▶ **Work required**
Count every line that includes the string "экстракционного" in the entries that follow. Nothing besides the number is needed.

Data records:
----

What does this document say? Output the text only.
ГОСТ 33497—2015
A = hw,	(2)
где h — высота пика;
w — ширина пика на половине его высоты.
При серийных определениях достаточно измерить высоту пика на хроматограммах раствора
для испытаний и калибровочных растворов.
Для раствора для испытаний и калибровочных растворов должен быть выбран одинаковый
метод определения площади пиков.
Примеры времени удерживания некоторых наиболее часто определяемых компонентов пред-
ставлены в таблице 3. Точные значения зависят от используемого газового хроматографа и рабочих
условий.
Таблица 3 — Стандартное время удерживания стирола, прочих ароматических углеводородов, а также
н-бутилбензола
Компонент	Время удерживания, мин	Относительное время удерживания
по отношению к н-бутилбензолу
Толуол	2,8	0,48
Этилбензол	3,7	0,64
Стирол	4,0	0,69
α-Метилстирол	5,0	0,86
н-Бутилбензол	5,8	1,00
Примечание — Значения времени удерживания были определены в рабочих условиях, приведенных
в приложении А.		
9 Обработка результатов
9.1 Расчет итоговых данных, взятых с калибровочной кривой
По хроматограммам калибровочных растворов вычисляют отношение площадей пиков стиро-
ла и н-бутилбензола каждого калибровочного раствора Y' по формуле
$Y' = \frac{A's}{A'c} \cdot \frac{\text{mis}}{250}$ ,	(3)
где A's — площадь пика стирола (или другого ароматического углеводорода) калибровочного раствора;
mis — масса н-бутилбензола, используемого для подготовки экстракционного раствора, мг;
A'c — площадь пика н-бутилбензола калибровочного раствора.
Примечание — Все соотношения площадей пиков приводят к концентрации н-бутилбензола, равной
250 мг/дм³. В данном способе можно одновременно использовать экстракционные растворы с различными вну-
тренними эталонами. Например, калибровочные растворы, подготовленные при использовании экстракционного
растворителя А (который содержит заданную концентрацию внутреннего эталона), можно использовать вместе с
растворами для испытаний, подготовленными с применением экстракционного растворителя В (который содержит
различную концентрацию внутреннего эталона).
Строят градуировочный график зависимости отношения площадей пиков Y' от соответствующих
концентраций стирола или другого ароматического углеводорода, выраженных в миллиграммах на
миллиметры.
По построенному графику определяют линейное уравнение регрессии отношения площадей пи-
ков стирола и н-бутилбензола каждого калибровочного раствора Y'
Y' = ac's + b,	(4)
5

----

▶ **Solution to this exercise**
3